## YOUR INSTRUCTIONS
Write out all records as given; omit images.

----- TASK MATERIAL -----

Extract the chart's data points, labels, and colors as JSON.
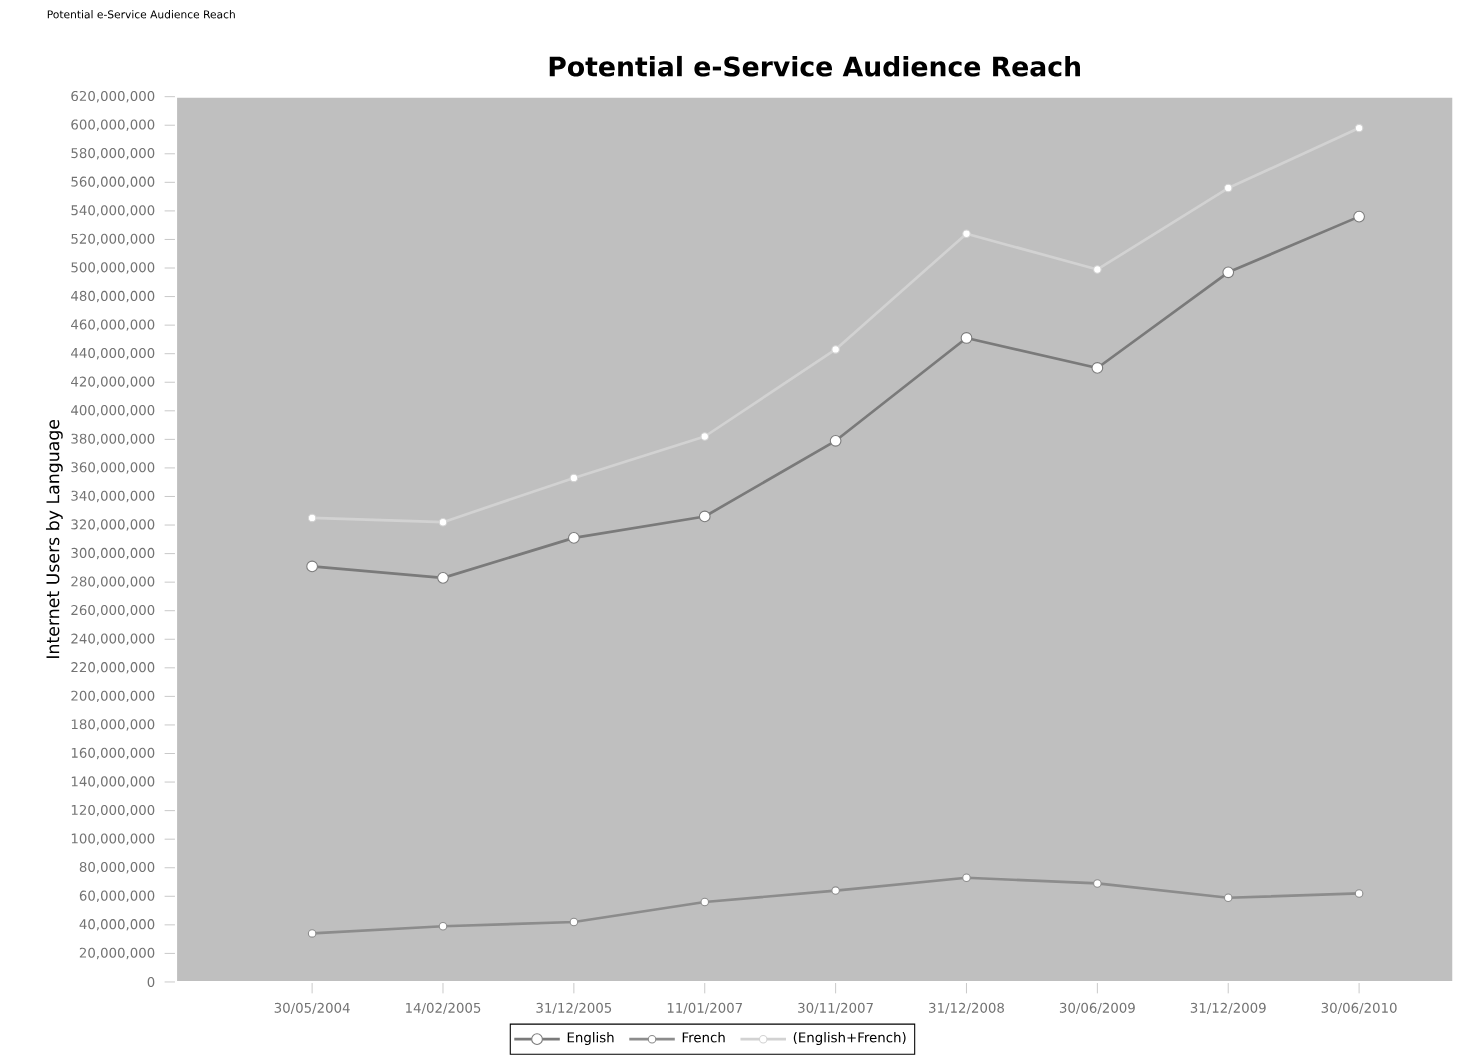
{
  "chart_data": {
    "type": "line",
    "title": "Potential e-Service Audience Reach",
    "ylabel": "Internet Users by Language",
    "annotations": [
      "Potential e-Service Audience Reach"
    ],
    "categories": [
      "30/05/2004",
      "14/02/2005",
      "31/12/2005",
      "11/01/2007",
      "30/11/2007",
      "31/12/2008",
      "30/06/2009",
      "31/12/2009",
      "30/06/2010"
    ],
    "series": [
      {
        "name": "English",
        "color": "#7a7a7a",
        "values": [
          291000000,
          283000000,
          311000000,
          326000000,
          379000000,
          451000000,
          430000000,
          497000000,
          536000000
        ]
      },
      {
        "name": "French",
        "color": "#8c8c8c",
        "values": [
          34000000,
          39000000,
          42000000,
          56000000,
          64000000,
          73000000,
          69000000,
          59000000,
          62000000
        ]
      },
      {
        "name": "(English+French)",
        "color": "#d2d2d2",
        "values": [
          325000000,
          322000000,
          353000000,
          382000000,
          443000000,
          524000000,
          499000000,
          556000000,
          598000000
        ]
      }
    ],
    "ylim": [
      0,
      620000000
    ],
    "yticks": [
      {
        "value": 0,
        "label": "0"
      },
      {
        "value": 20000000,
        "label": "20,000,000"
      },
      {
        "value": 40000000,
        "label": "40,000,000"
      },
      {
        "value": 60000000,
        "label": "60,000,000"
      },
      {
        "value": 80000000,
        "label": "80,000,000"
      },
      {
        "value": 100000000,
        "label": "100,000,000"
      },
      {
        "value": 120000000,
        "label": "120,000,000"
      },
      {
        "value": 140000000,
        "label": "140,000,000"
      },
      {
        "value": 160000000,
        "label": "160,000,000"
      },
      {
        "value": 180000000,
        "label": "180,000,000"
      },
      {
        "value": 200000000,
        "label": "200,000,000"
      },
      {
        "value": 220000000,
        "label": "220,000,000"
      },
      {
        "value": 240000000,
        "label": "240,000,000"
      },
      {
        "value": 260000000,
        "label": "260,000,000"
      },
      {
        "value": 280000000,
        "label": "280,000,000"
      },
      {
        "value": 300000000,
        "label": "300,000,000"
      },
      {
        "value": 320000000,
        "label": "320,000,000"
      },
      {
        "value": 340000000,
        "label": "340,000,000"
      },
      {
        "value": 360000000,
        "label": "360,000,000"
      },
      {
        "value": 380000000,
        "label": "380,000,000"
      },
      {
        "value": 400000000,
        "label": "400,000,000"
      },
      {
        "value": 420000000,
        "label": "420,000,000"
      },
      {
        "value": 440000000,
        "label": "440,000,000"
      },
      {
        "value": 460000000,
        "label": "460,000,000"
      },
      {
        "value": 480000000,
        "label": "480,000,000"
      },
      {
        "value": 500000000,
        "label": "500,000,000"
      },
      {
        "value": 520000000,
        "label": "520,000,000"
      },
      {
        "value": 540000000,
        "label": "540,000,000"
      },
      {
        "value": 560000000,
        "label": "560,000,000"
      },
      {
        "value": 580000000,
        "label": "580,000,000"
      },
      {
        "value": 600000000,
        "label": "600,000,000"
      },
      {
        "value": 620000000,
        "label": "620,000,000"
      }
    ],
    "legend": "bottom",
    "marker": "circle",
    "line_style": "solid"
  }
}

-----

## ANSWER TO THE PROBLEM
Extract the chart's data points, labels, and colors as JSON.
{
  "chart_data": {
    "type": "line",
    "title": "Potential e-Service Audience Reach",
    "ylabel": "Internet Users by Language",
    "annotations": [
      "Potential e-Service Audience Reach"
    ],
    "categories": [
      "30/05/2004",
      "14/02/2005",
      "31/12/2005",
      "11/01/2007",
      "30/11/2007",
      "31/12/2008",
      "30/06/2009",
      "31/12/2009",
      "30/06/2010"
    ],
    "series": [
      {
        "name": "English",
        "color": "#7a7a7a",
        "values": [
          291000000,
          283000000,
          311000000,
          326000000,
          379000000,
          451000000,
          430000000,
          497000000,
          536000000
        ]
      },
      {
        "name": "French",
        "color": "#8c8c8c",
        "values": [
          34000000,
          39000000,
          42000000,
          56000000,
          64000000,
          73000000,
          69000000,
          59000000,
          62000000
        ]
      },
      {
        "name": "(English+French)",
        "color": "#d2d2d2",
        "values": [
          325000000,
          322000000,
          353000000,
          382000000,
          443000000,
          524000000,
          499000000,
          556000000,
          598000000
        ]
      }
    ],
    "ylim": [
      0,
      620000000
    ],
    "yticks": [
      {
        "value": 0,
        "label": "0"
      },
      {
        "value": 20000000,
        "label": "20,000,000"
      },
      {
        "value": 40000000,
        "label": "40,000,000"
      },
      {
        "value": 60000000,
        "label": "60,000,000"
      },
      {
        "value": 80000000,
        "label": "80,000,000"
      },
      {
        "value": 100000000,
        "label": "100,000,000"
      },
      {
        "value": 120000000,
        "label": "120,000,000"
      },
      {
        "value": 140000000,
        "label": "140,000,000"
      },
      {
        "value": 160000000,
        "label": "160,000,000"
      },
      {
        "value": 180000000,
        "label": "180,000,000"
      },
      {
        "value": 200000000,
        "label": "200,000,000"
      },
      {
        "value": 220000000,
        "label": "220,000,000"
      },
      {
        "value": 240000000,
        "label": "240,000,000"
      },
      {
        "value": 260000000,
        "label": "260,000,000"
      },
      {
        "value": 280000000,
        "label": "280,000,000"
      },
      {
        "value": 300000000,
        "label": "300,000,000"
      },
      {
        "value": 320000000,
        "label": "320,000,000"
      },
      {
        "value": 340000000,
        "label": "340,000,000"
      },
      {
        "value": 360000000,
        "label": "360,000,000"
      },
      {
        "value": 380000000,
        "label": "380,000,000"
      },
      {
        "value": 400000000,
        "label": "400,000,000"
      },
      {
        "value": 420000000,
        "label": "420,000,000"
      },
      {
        "value": 440000000,
        "label": "440,000,000"
      },
      {
        "value": 460000000,
        "label": "460,000,000"
      },
      {
        "value": 480000000,
        "label": "480,000,000"
      },
      {
        "value": 500000000,
        "label": "500,000,000"
      },
      {
        "value": 520000000,
        "label": "520,000,000"
      },
      {
        "value": 540000000,
        "label": "540,000,000"
      },
      {
        "value": 560000000,
        "label": "560,000,000"
      },
      {
        "value": 580000000,
        "label": "580,000,000"
      },
      {
        "value": 600000000,
        "label": "600,000,000"
      },
      {
        "value": 620000000,
        "label": "620,000,000"
      }
    ],
    "legend": "bottom",
    "marker": "circle",
    "line_style": "solid"
  }
}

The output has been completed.